Dataset records:

·····

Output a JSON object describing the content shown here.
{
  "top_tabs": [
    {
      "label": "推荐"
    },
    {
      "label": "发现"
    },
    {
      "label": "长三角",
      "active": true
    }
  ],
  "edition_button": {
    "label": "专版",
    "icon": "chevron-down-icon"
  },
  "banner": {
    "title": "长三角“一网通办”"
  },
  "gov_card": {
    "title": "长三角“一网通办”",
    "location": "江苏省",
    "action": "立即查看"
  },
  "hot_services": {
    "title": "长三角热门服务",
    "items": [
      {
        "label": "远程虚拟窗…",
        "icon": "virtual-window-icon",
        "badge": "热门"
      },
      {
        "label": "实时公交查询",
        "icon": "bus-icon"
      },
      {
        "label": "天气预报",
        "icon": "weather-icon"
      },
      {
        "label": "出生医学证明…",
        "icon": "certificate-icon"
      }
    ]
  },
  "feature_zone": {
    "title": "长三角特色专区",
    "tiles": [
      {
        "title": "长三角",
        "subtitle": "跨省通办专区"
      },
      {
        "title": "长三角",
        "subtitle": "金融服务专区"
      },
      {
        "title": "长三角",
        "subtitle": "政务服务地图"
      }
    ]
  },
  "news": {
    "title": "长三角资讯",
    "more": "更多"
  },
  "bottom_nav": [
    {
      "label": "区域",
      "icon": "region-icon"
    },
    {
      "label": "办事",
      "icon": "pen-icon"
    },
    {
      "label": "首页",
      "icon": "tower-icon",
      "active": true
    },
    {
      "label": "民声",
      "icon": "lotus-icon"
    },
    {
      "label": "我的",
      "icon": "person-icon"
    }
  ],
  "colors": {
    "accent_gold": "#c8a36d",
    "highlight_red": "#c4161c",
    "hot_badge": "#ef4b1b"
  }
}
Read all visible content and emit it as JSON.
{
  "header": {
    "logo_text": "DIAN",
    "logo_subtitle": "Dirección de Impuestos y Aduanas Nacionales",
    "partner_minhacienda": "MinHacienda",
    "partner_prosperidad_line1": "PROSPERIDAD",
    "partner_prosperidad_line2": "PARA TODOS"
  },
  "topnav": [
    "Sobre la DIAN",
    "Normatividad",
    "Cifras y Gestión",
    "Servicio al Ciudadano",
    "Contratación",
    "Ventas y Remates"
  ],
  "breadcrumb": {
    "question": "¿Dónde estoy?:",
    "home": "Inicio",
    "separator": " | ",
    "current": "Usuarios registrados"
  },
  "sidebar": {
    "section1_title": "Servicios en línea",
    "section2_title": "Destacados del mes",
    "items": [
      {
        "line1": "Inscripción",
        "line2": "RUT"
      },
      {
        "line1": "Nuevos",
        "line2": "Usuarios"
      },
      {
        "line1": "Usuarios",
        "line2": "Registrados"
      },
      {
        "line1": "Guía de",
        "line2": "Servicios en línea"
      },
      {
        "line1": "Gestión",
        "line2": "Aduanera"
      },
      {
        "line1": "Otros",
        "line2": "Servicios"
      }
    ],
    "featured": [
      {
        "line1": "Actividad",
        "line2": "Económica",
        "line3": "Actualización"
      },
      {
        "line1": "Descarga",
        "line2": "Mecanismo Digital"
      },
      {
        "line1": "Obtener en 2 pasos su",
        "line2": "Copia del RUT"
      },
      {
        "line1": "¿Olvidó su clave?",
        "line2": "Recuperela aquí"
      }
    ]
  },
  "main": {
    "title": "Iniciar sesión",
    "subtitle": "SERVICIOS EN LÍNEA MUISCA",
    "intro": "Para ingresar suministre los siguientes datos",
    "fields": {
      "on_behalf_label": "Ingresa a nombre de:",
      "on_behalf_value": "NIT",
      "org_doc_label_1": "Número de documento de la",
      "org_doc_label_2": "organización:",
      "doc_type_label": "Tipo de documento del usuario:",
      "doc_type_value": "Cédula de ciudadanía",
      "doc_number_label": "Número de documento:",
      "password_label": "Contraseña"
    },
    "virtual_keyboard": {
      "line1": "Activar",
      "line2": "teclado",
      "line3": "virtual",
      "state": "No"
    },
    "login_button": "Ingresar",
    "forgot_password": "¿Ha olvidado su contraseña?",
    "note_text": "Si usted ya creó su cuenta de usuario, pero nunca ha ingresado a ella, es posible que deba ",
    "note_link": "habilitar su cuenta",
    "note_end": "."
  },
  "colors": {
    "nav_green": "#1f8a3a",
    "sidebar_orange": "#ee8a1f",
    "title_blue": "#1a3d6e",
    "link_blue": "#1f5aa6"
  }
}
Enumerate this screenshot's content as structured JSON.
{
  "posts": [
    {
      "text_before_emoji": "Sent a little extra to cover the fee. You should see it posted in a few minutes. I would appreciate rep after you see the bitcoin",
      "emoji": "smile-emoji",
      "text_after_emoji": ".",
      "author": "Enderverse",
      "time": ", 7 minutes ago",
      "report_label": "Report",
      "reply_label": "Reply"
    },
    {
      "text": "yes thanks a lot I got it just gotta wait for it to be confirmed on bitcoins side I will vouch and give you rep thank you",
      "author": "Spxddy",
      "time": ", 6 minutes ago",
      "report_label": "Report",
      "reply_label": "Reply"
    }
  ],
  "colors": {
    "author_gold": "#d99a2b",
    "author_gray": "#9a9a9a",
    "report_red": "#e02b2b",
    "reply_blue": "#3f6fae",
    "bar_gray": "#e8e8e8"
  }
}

·····

**WHAT IS ASKED**. Tally the lines in the listing that hold "JSON" and report the number alone.

**FINISHED ANSWER**. 3